:: WRITTEN TASK ::
Please change "bar-value-label" to "value-label" everywhere it occurs in the lines below, keeping everything else the same. Write out all the lines without the pictures.

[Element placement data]
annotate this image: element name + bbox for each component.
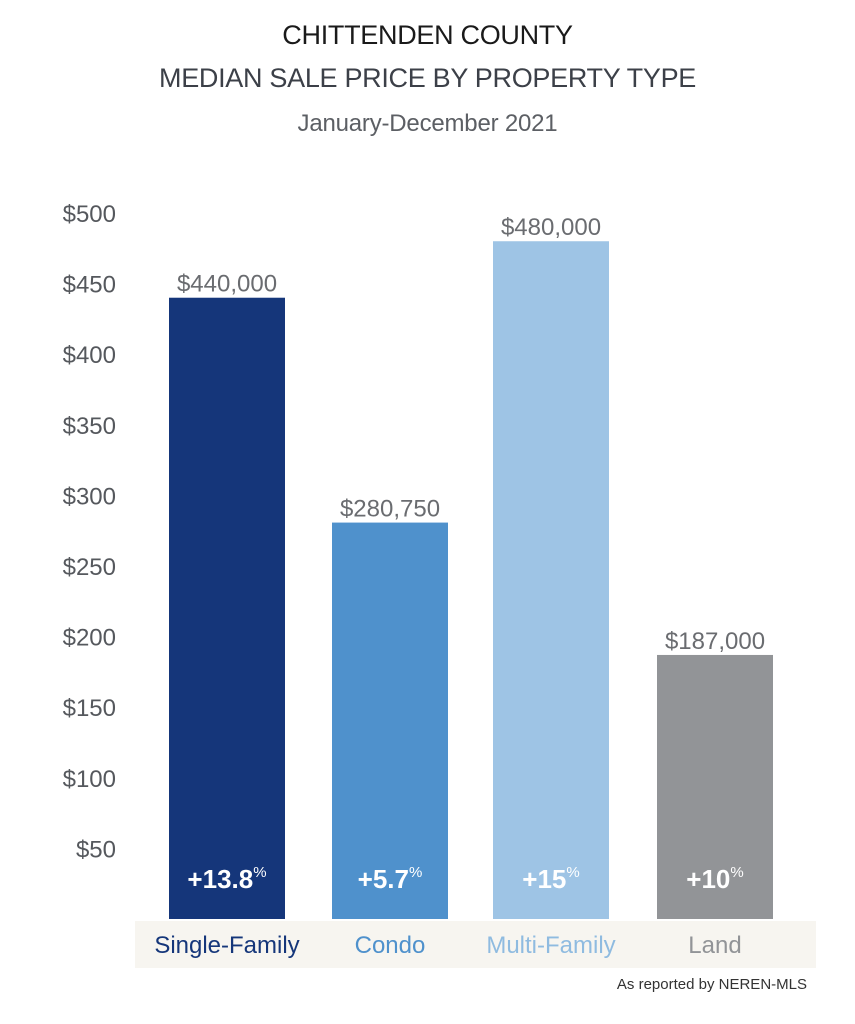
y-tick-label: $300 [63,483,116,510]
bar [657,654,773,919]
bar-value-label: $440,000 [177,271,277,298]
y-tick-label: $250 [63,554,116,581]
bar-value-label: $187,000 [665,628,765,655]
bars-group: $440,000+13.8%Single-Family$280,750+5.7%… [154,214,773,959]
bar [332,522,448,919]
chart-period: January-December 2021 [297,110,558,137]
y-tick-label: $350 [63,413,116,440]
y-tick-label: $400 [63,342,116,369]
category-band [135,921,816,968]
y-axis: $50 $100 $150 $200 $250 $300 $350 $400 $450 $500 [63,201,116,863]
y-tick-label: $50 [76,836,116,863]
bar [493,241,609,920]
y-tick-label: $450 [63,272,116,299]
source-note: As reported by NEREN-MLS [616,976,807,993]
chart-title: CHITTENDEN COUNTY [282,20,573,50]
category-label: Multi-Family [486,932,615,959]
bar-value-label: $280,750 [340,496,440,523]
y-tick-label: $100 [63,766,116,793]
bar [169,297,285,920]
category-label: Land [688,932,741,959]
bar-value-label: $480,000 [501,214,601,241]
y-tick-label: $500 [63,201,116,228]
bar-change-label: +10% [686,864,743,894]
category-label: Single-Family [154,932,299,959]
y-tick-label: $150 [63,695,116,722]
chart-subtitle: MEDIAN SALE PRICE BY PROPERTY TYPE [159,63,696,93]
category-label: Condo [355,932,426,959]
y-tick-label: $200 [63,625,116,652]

:: RESULT FOR THIS EXERCISE ::
annotate this image: element name + bbox for each component.
y-tick-label: $300 [63,483,116,510]
bar [657,654,773,919]
value-label: $440,000 [177,271,277,298]
y-tick-label: $250 [63,554,116,581]
value-label: $187,000 [665,628,765,655]
bars-group: $440,000+13.8%Single-Family$280,750+5.7%… [154,214,773,959]
bar [332,522,448,919]
chart-period: January-December 2021 [297,110,558,137]
y-tick-label: $350 [63,413,116,440]
y-tick-label: $400 [63,342,116,369]
category-band [135,921,816,968]
y-axis: $50 $100 $150 $200 $250 $300 $350 $400 $450 $500 [63,201,116,863]
y-tick-label: $50 [76,836,116,863]
bar [493,241,609,920]
y-tick-label: $450 [63,272,116,299]
source-note: As reported by NEREN-MLS [616,976,807,993]
chart-title: CHITTENDEN COUNTY [282,20,573,50]
category-label: Multi-Family [486,932,615,959]
value-label: $280,750 [340,496,440,523]
y-tick-label: $100 [63,766,116,793]
bar [169,297,285,920]
category-label: Land [688,932,741,959]
value-label: $480,000 [501,214,601,241]
y-tick-label: $500 [63,201,116,228]
bar-change-label: +10% [686,864,743,894]
category-label: Single-Family [154,932,299,959]
y-tick-label: $150 [63,695,116,722]
chart-subtitle: MEDIAN SALE PRICE BY PROPERTY TYPE [159,63,696,93]
category-label: Condo [355,932,426,959]
y-tick-label: $200 [63,625,116,652]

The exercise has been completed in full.